▸ THE REQUEST
State only the number of lines that contain the string "العالمية".

Source records:
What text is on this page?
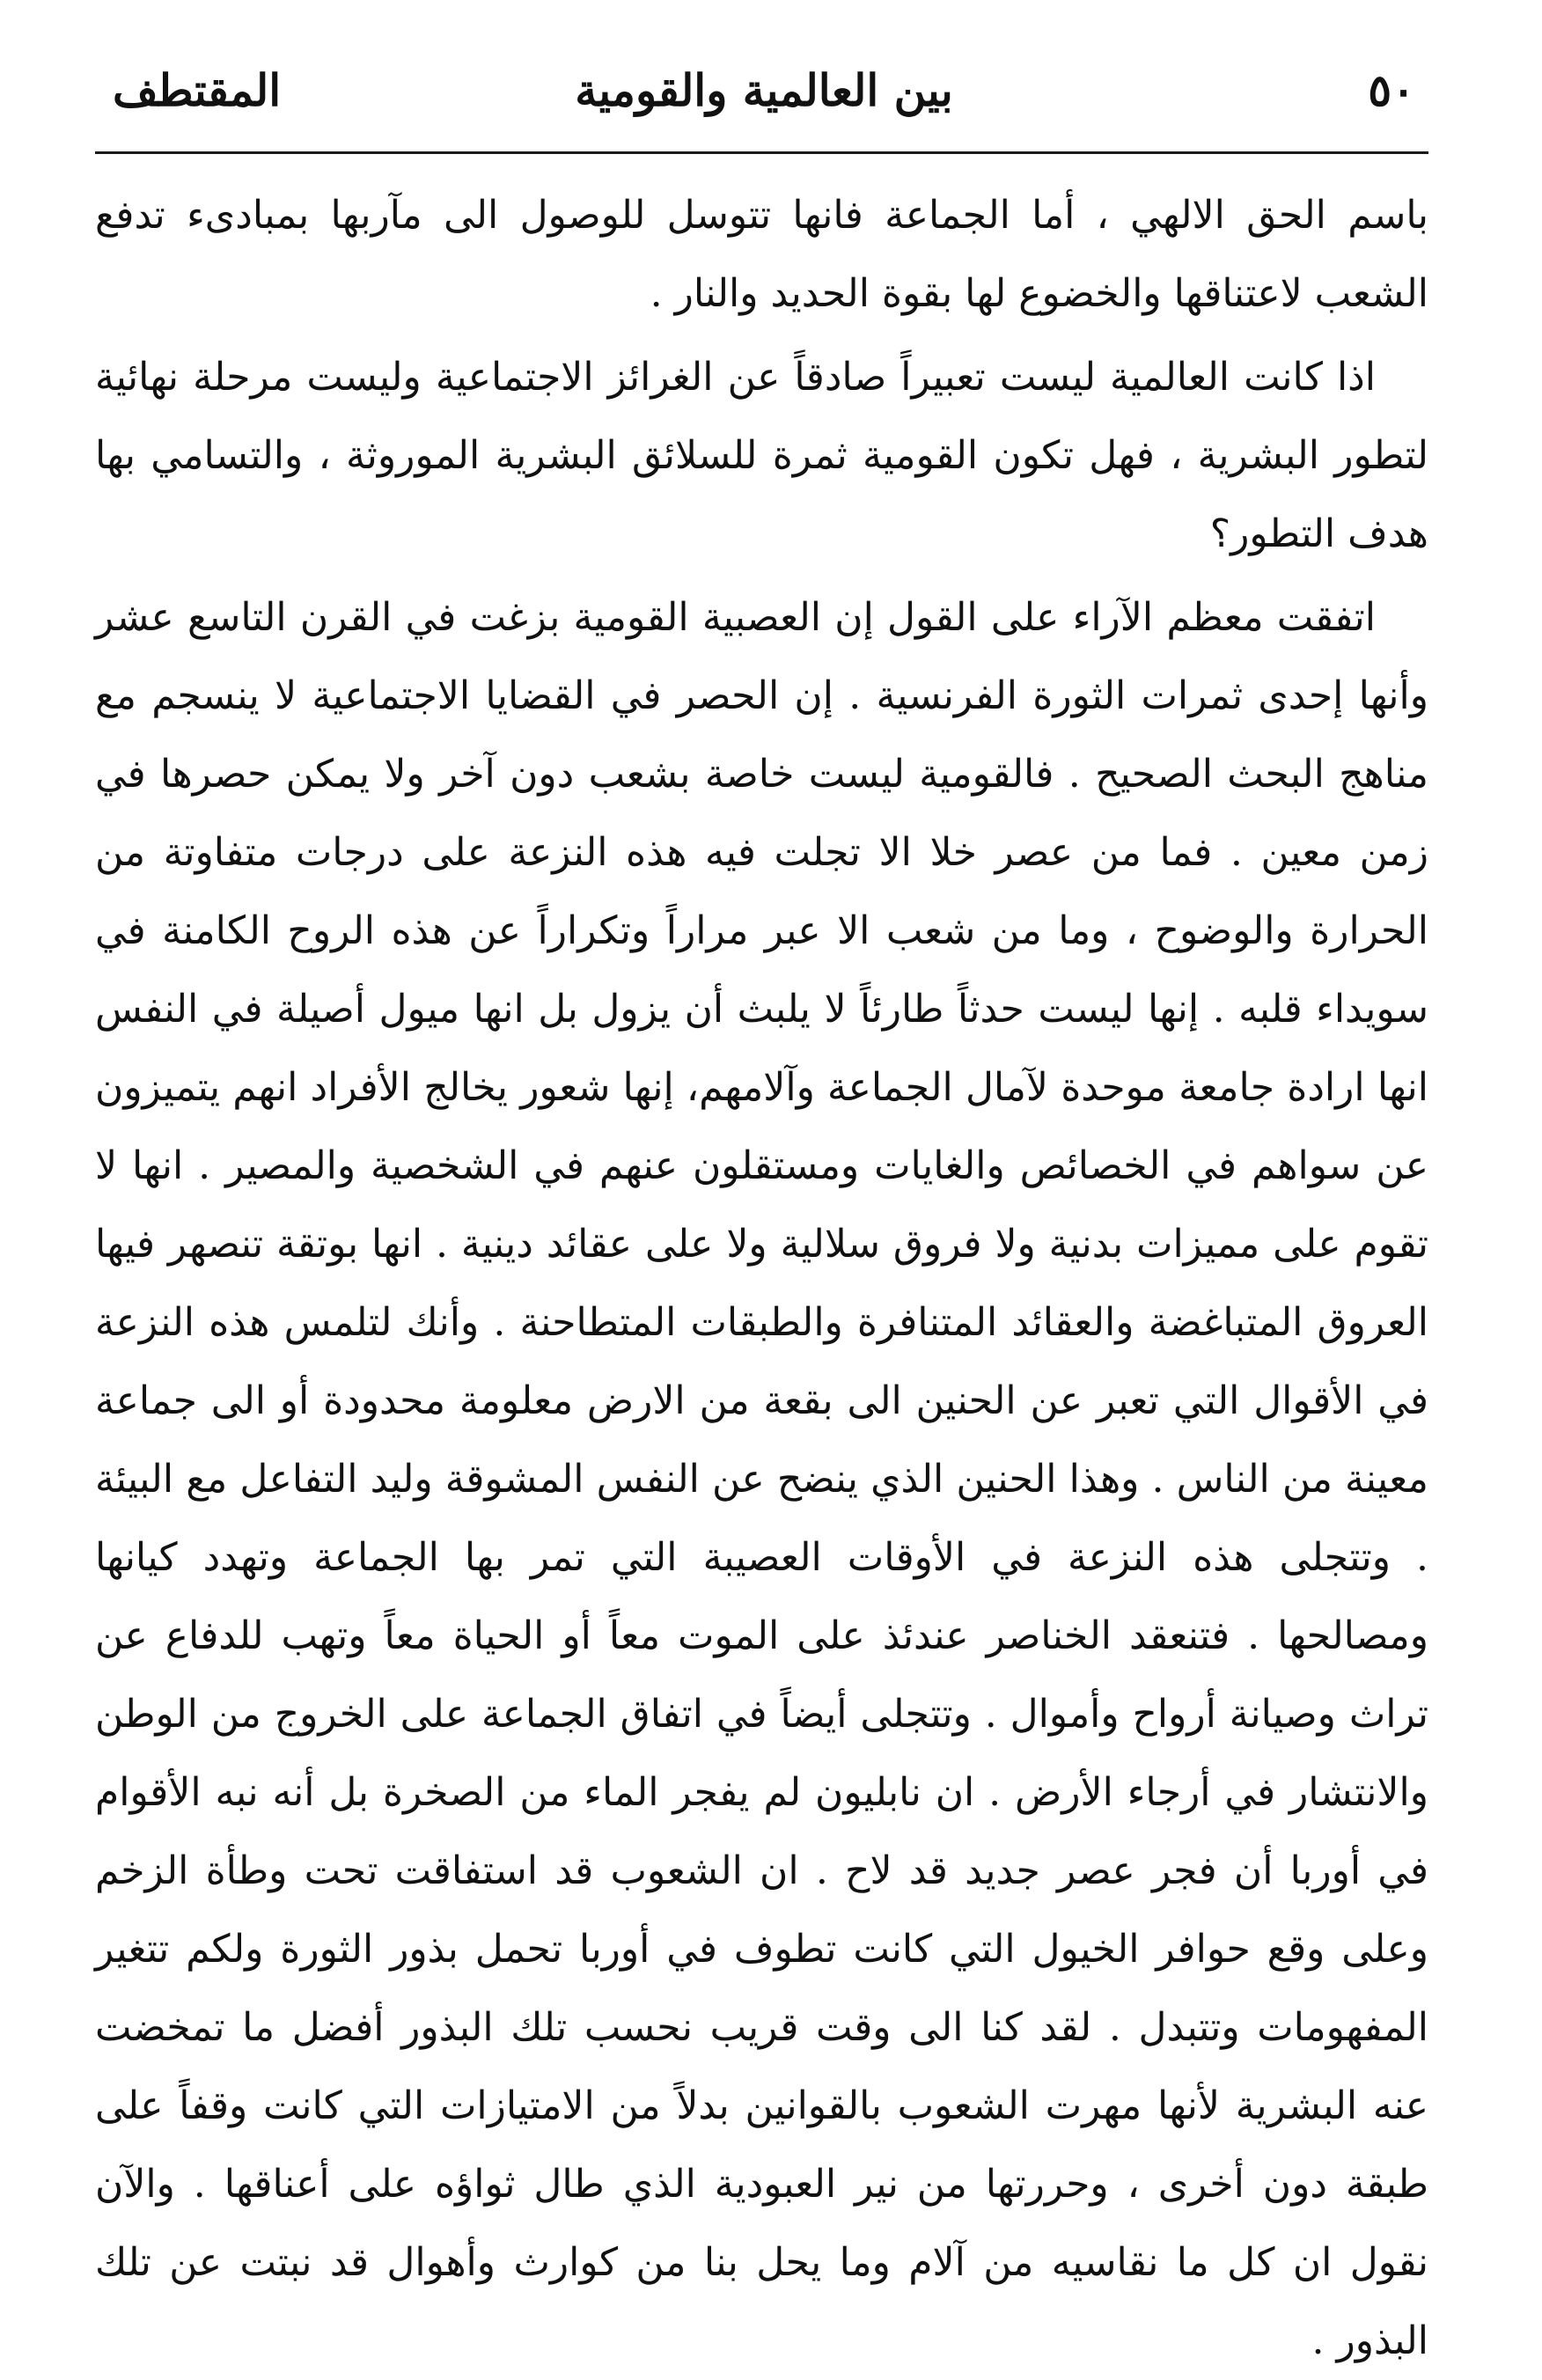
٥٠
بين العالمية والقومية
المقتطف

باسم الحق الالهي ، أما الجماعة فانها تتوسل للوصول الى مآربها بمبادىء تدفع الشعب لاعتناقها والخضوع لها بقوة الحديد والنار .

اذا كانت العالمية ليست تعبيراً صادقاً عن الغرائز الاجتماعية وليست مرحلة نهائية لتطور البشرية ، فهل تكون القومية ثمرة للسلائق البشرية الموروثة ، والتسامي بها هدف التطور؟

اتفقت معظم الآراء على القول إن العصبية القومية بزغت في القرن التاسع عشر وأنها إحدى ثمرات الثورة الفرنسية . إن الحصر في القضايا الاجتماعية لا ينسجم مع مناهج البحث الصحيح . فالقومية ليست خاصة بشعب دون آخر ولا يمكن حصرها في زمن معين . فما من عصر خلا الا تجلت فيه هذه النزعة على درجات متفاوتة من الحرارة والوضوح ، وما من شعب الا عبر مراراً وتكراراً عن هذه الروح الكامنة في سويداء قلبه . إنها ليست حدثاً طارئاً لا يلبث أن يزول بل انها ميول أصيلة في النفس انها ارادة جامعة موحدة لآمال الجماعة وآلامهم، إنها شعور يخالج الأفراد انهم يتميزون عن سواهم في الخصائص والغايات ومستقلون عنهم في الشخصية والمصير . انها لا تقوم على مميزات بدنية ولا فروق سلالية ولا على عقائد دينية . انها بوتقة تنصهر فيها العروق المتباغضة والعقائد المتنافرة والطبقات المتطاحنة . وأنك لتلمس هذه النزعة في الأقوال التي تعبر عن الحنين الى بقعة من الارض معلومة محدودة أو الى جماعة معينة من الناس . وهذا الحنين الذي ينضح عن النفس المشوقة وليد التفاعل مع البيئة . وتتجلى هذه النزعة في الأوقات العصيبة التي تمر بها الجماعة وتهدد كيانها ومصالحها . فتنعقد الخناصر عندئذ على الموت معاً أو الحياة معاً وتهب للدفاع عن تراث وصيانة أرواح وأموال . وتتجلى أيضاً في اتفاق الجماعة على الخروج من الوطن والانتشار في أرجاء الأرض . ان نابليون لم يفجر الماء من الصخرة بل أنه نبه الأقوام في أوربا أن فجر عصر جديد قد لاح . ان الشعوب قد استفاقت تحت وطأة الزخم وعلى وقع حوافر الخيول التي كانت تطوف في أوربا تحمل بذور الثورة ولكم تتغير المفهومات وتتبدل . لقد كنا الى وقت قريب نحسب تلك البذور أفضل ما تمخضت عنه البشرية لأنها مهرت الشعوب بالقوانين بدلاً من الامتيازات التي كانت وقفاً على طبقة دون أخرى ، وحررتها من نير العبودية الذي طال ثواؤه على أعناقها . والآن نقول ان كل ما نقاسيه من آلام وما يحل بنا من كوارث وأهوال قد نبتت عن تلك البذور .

▸ OUTPUT FOR THIS EXERCISE
2